═════ EXTRACTED MATERIAL ═════

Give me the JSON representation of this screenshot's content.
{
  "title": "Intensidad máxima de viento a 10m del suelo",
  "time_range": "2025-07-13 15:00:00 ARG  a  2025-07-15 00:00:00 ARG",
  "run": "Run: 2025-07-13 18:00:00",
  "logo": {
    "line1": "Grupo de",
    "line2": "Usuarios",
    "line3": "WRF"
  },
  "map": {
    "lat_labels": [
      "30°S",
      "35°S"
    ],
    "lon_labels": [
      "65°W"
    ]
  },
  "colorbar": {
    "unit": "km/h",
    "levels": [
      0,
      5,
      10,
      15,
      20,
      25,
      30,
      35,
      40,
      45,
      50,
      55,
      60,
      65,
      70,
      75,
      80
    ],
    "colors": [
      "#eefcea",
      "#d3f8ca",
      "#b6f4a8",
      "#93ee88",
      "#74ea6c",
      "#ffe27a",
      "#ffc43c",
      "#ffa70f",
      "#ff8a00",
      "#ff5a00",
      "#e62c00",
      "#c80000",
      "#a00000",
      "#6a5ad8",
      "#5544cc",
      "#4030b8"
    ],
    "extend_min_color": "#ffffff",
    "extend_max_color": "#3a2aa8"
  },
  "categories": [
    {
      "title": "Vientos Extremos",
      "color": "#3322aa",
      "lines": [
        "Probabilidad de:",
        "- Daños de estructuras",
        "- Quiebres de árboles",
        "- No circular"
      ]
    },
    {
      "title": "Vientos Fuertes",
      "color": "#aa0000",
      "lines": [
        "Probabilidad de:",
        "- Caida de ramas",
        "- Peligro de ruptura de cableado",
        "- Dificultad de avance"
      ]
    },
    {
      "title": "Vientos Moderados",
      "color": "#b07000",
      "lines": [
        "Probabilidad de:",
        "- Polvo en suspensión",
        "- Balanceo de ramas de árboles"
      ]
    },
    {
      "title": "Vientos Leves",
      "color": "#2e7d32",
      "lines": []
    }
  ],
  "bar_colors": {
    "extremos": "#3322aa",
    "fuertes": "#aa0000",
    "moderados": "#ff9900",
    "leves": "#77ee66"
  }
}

═════

STATED GOAL
Identify every line above that includes the word "ramas", and show those lines.

SOLUTION TO THE PROBLEM
        "- Caida de ramas",
        "- Balanceo de ramas de árboles"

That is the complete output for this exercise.